● **Problem to solve**: Below is the data. Give it again, complete and exact.

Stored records
______________________________
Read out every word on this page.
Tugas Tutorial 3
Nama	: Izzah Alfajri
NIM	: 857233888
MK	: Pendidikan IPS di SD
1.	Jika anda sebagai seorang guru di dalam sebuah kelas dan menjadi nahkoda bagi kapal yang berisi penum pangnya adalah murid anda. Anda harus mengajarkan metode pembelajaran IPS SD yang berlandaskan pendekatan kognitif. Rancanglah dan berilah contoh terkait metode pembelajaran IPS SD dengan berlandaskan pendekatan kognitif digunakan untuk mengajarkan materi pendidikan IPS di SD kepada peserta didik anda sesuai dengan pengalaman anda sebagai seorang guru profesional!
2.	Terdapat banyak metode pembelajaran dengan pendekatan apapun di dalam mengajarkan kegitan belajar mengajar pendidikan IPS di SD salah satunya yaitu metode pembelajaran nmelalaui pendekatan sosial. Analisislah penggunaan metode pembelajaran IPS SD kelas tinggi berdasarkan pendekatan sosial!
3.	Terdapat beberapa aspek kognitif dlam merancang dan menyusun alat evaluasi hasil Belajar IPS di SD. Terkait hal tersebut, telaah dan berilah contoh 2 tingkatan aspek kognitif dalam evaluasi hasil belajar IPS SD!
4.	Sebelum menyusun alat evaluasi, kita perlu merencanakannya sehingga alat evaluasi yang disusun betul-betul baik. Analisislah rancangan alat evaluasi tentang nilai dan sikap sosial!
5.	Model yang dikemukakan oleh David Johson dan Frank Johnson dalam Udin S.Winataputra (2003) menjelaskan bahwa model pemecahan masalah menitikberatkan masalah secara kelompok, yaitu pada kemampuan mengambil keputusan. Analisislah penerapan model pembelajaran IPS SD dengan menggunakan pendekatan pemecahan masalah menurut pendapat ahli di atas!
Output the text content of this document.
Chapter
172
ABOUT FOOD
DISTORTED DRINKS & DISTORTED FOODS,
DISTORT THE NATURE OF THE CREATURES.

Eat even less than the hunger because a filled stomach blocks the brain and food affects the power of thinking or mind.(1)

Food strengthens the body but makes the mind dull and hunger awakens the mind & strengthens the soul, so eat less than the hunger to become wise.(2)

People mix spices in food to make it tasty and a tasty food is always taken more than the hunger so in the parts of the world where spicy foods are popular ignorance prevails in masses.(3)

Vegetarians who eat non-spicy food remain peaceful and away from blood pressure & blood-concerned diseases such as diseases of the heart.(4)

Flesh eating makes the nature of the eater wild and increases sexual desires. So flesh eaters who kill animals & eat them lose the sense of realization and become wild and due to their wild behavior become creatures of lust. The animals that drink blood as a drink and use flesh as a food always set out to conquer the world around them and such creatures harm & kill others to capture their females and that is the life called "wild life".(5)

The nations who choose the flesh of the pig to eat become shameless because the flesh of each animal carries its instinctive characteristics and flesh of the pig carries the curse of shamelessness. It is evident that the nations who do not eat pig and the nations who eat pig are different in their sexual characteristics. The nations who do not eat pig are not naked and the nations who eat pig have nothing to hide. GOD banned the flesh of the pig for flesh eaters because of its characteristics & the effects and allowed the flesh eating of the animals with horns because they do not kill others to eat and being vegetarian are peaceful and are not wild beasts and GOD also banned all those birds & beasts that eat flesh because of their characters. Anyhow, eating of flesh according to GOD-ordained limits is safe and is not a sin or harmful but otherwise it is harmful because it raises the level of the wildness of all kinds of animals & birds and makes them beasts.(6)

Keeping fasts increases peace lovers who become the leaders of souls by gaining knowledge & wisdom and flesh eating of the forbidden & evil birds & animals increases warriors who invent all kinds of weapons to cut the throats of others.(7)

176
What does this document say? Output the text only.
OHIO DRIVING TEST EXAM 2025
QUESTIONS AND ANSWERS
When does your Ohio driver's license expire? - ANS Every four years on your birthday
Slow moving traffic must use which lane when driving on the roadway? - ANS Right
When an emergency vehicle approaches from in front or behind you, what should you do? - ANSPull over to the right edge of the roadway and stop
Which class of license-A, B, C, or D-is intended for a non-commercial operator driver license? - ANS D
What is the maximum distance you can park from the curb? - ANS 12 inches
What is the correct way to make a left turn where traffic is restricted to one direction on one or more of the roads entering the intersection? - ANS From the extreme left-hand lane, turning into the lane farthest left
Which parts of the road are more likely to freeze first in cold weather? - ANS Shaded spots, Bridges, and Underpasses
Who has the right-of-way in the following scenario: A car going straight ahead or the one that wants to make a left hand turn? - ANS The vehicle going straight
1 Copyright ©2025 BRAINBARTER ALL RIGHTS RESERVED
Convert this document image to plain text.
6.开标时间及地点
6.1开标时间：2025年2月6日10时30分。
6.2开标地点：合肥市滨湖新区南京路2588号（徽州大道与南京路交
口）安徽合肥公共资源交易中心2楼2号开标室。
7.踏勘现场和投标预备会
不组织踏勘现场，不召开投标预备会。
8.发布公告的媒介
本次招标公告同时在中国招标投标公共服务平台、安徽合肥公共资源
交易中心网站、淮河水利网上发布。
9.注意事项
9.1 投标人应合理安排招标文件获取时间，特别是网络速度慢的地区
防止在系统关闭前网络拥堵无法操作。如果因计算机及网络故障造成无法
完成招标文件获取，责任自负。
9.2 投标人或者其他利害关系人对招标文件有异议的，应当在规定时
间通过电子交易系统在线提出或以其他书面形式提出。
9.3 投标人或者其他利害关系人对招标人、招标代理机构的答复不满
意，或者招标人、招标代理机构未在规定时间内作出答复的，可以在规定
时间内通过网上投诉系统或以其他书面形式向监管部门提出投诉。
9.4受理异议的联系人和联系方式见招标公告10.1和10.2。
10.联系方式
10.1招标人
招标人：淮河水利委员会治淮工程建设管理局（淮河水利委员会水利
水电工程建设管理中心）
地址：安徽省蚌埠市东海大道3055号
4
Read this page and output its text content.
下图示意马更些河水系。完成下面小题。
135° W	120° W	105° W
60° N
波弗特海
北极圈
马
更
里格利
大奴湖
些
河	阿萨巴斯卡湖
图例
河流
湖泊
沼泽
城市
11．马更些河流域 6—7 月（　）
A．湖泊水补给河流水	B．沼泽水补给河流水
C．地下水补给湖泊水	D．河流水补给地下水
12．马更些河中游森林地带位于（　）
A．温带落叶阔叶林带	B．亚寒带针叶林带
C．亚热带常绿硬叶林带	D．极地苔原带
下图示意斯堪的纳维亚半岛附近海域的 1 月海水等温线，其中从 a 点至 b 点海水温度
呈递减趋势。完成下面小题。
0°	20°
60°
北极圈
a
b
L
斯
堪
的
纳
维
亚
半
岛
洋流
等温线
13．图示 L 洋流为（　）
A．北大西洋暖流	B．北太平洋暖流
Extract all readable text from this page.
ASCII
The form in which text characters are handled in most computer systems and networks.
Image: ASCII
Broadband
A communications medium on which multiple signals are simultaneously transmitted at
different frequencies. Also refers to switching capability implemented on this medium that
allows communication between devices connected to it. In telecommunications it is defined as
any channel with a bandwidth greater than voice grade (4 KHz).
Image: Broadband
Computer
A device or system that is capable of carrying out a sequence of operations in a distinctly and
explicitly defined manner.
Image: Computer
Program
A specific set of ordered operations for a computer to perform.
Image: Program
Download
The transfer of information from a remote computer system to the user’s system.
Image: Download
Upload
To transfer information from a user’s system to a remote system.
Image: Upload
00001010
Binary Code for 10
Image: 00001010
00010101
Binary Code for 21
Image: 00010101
______________________________
● **Answer in full**:
Read out every word on this page.
Tugas Tutorial 3
Nama	: Izzah Alfajri
NIM	: 857233888
MK	: Pendidikan IPS di SD
1.	Jika anda sebagai seorang guru di dalam sebuah kelas dan menjadi nahkoda bagi kapal yang berisi penum pangnya adalah murid anda. Anda harus mengajarkan metode pembelajaran IPS SD yang berlandaskan pendekatan kognitif. Rancanglah dan berilah contoh terkait metode pembelajaran IPS SD dengan berlandaskan pendekatan kognitif digunakan untuk mengajarkan materi pendidikan IPS di SD kepada peserta didik anda sesuai dengan pengalaman anda sebagai seorang guru profesional!
2.	Terdapat banyak metode pembelajaran dengan pendekatan apapun di dalam mengajarkan kegitan belajar mengajar pendidikan IPS di SD salah satunya yaitu metode pembelajaran nmelalaui pendekatan sosial. Analisislah penggunaan metode pembelajaran IPS SD kelas tinggi berdasarkan pendekatan sosial!
3.	Terdapat beberapa aspek kognitif dlam merancang dan menyusun alat evaluasi hasil Belajar IPS di SD. Terkait hal tersebut, telaah dan berilah contoh 2 tingkatan aspek kognitif dalam evaluasi hasil belajar IPS SD!
4.	Sebelum menyusun alat evaluasi, kita perlu merencanakannya sehingga alat evaluasi yang disusun betul-betul baik. Analisislah rancangan alat evaluasi tentang nilai dan sikap sosial!
5.	Model yang dikemukakan oleh David Johson dan Frank Johnson dalam Udin S.Winataputra (2003) menjelaskan bahwa model pemecahan masalah menitikberatkan masalah secara kelompok, yaitu pada kemampuan mengambil keputusan. Analisislah penerapan model pembelajaran IPS SD dengan menggunakan pendekatan pemecahan masalah menurut pendapat ahli di atas!
Output the text content of this document.
Chapter
172
ABOUT FOOD
DISTORTED DRINKS & DISTORTED FOODS,
DISTORT THE NATURE OF THE CREATURES.

Eat even less than the hunger because a filled stomach blocks the brain and food affects the power of thinking or mind.(1)

Food strengthens the body but makes the mind dull and hunger awakens the mind & strengthens the soul, so eat less than the hunger to become wise.(2)

People mix spices in food to make it tasty and a tasty food is always taken more than the hunger so in the parts of the world where spicy foods are popular ignorance prevails in masses.(3)

Vegetarians who eat non-spicy food remain peaceful and away from blood pressure & blood-concerned diseases such as diseases of the heart.(4)

Flesh eating makes the nature of the eater wild and increases sexual desires. So flesh eaters who kill animals & eat them lose the sense of realization and become wild and due to their wild behavior become creatures of lust. The animals that drink blood as a drink and use flesh as a food always set out to conquer the world around them and such creatures harm & kill others to capture their females and that is the life called "wild life".(5)

The nations who choose the flesh of the pig to eat become shameless because the flesh of each animal carries its instinctive characteristics and flesh of the pig carries the curse of shamelessness. It is evident that the nations who do not eat pig and the nations who eat pig are different in their sexual characteristics. The nations who do not eat pig are not naked and the nations who eat pig have nothing to hide. GOD banned the flesh of the pig for flesh eaters because of its characteristics & the effects and allowed the flesh eating of the animals with horns because they do not kill others to eat and being vegetarian are peaceful and are not wild beasts and GOD also banned all those birds & beasts that eat flesh because of their characters. Anyhow, eating of flesh according to GOD-ordained limits is safe and is not a sin or harmful but otherwise it is harmful because it raises the level of the wildness of all kinds of animals & birds and makes them beasts.(6)

Keeping fasts increases peace lovers who become the leaders of souls by gaining knowledge & wisdom and flesh eating of the forbidden & evil birds & animals increases warriors who invent all kinds of weapons to cut the throats of others.(7)

176
What does this document say? Output the text only.
OHIO DRIVING TEST EXAM 2025
QUESTIONS AND ANSWERS
When does your Ohio driver's license expire? - ANS Every four years on your birthday
Slow moving traffic must use which lane when driving on the roadway? - ANS Right
When an emergency vehicle approaches from in front or behind you, what should you do? - ANSPull over to the right edge of the roadway and stop
Which class of license-A, B, C, or D-is intended for a non-commercial operator driver license? - ANS D
What is the maximum distance you can park from the curb? - ANS 12 inches
What is the correct way to make a left turn where traffic is restricted to one direction on one or more of the roads entering the intersection? - ANS From the extreme left-hand lane, turning into the lane farthest left
Which parts of the road are more likely to freeze first in cold weather? - ANS Shaded spots, Bridges, and Underpasses
Who has the right-of-way in the following scenario: A car going straight ahead or the one that wants to make a left hand turn? - ANS The vehicle going straight
1 Copyright ©2025 BRAINBARTER ALL RIGHTS RESERVED
Convert this document image to plain text.
6.开标时间及地点
6.1开标时间：2025年2月6日10时30分。
6.2开标地点：合肥市滨湖新区南京路2588号（徽州大道与南京路交
口）安徽合肥公共资源交易中心2楼2号开标室。
7.踏勘现场和投标预备会
不组织踏勘现场，不召开投标预备会。
8.发布公告的媒介
本次招标公告同时在中国招标投标公共服务平台、安徽合肥公共资源
交易中心网站、淮河水利网上发布。
9.注意事项
9.1 投标人应合理安排招标文件获取时间，特别是网络速度慢的地区
防止在系统关闭前网络拥堵无法操作。如果因计算机及网络故障造成无法
完成招标文件获取，责任自负。
9.2 投标人或者其他利害关系人对招标文件有异议的，应当在规定时
间通过电子交易系统在线提出或以其他书面形式提出。
9.3 投标人或者其他利害关系人对招标人、招标代理机构的答复不满
意，或者招标人、招标代理机构未在规定时间内作出答复的，可以在规定
时间内通过网上投诉系统或以其他书面形式向监管部门提出投诉。
9.4受理异议的联系人和联系方式见招标公告10.1和10.2。
10.联系方式
10.1招标人
招标人：淮河水利委员会治淮工程建设管理局（淮河水利委员会水利
水电工程建设管理中心）
地址：安徽省蚌埠市东海大道3055号
4
Read this page and output its text content.
下图示意马更些河水系。完成下面小题。
135° W	120° W	105° W
60° N
波弗特海
北极圈
马
更
里格利
大奴湖
些
河	阿萨巴斯卡湖
图例
河流
湖泊
沼泽
城市
11．马更些河流域 6—7 月（　）
A．湖泊水补给河流水	B．沼泽水补给河流水
C．地下水补给湖泊水	D．河流水补给地下水
12．马更些河中游森林地带位于（　）
A．温带落叶阔叶林带	B．亚寒带针叶林带
C．亚热带常绿硬叶林带	D．极地苔原带
下图示意斯堪的纳维亚半岛附近海域的 1 月海水等温线，其中从 a 点至 b 点海水温度
呈递减趋势。完成下面小题。
0°	20°
60°
北极圈
a
b
L
斯
堪
的
纳
维
亚
半
岛
洋流
等温线
13．图示 L 洋流为（　）
A．北大西洋暖流	B．北太平洋暖流
Extract all readable text from this page.
ASCII
The form in which text characters are handled in most computer systems and networks.
Image: ASCII
Broadband
A communications medium on which multiple signals are simultaneously transmitted at
different frequencies. Also refers to switching capability implemented on this medium that
allows communication between devices connected to it. In telecommunications it is defined as
any channel with a bandwidth greater than voice grade (4 KHz).
Image: Broadband
Computer
A device or system that is capable of carrying out a sequence of operations in a distinctly and
explicitly defined manner.
Image: Computer
Program
A specific set of ordered operations for a computer to perform.
Image: Program
Download
The transfer of information from a remote computer system to the user’s system.
Image: Download
Upload
To transfer information from a user’s system to a remote system.
Image: Upload
00001010
Binary Code for 10
Image: 00001010
00010101
Binary Code for 21
Image: 00010101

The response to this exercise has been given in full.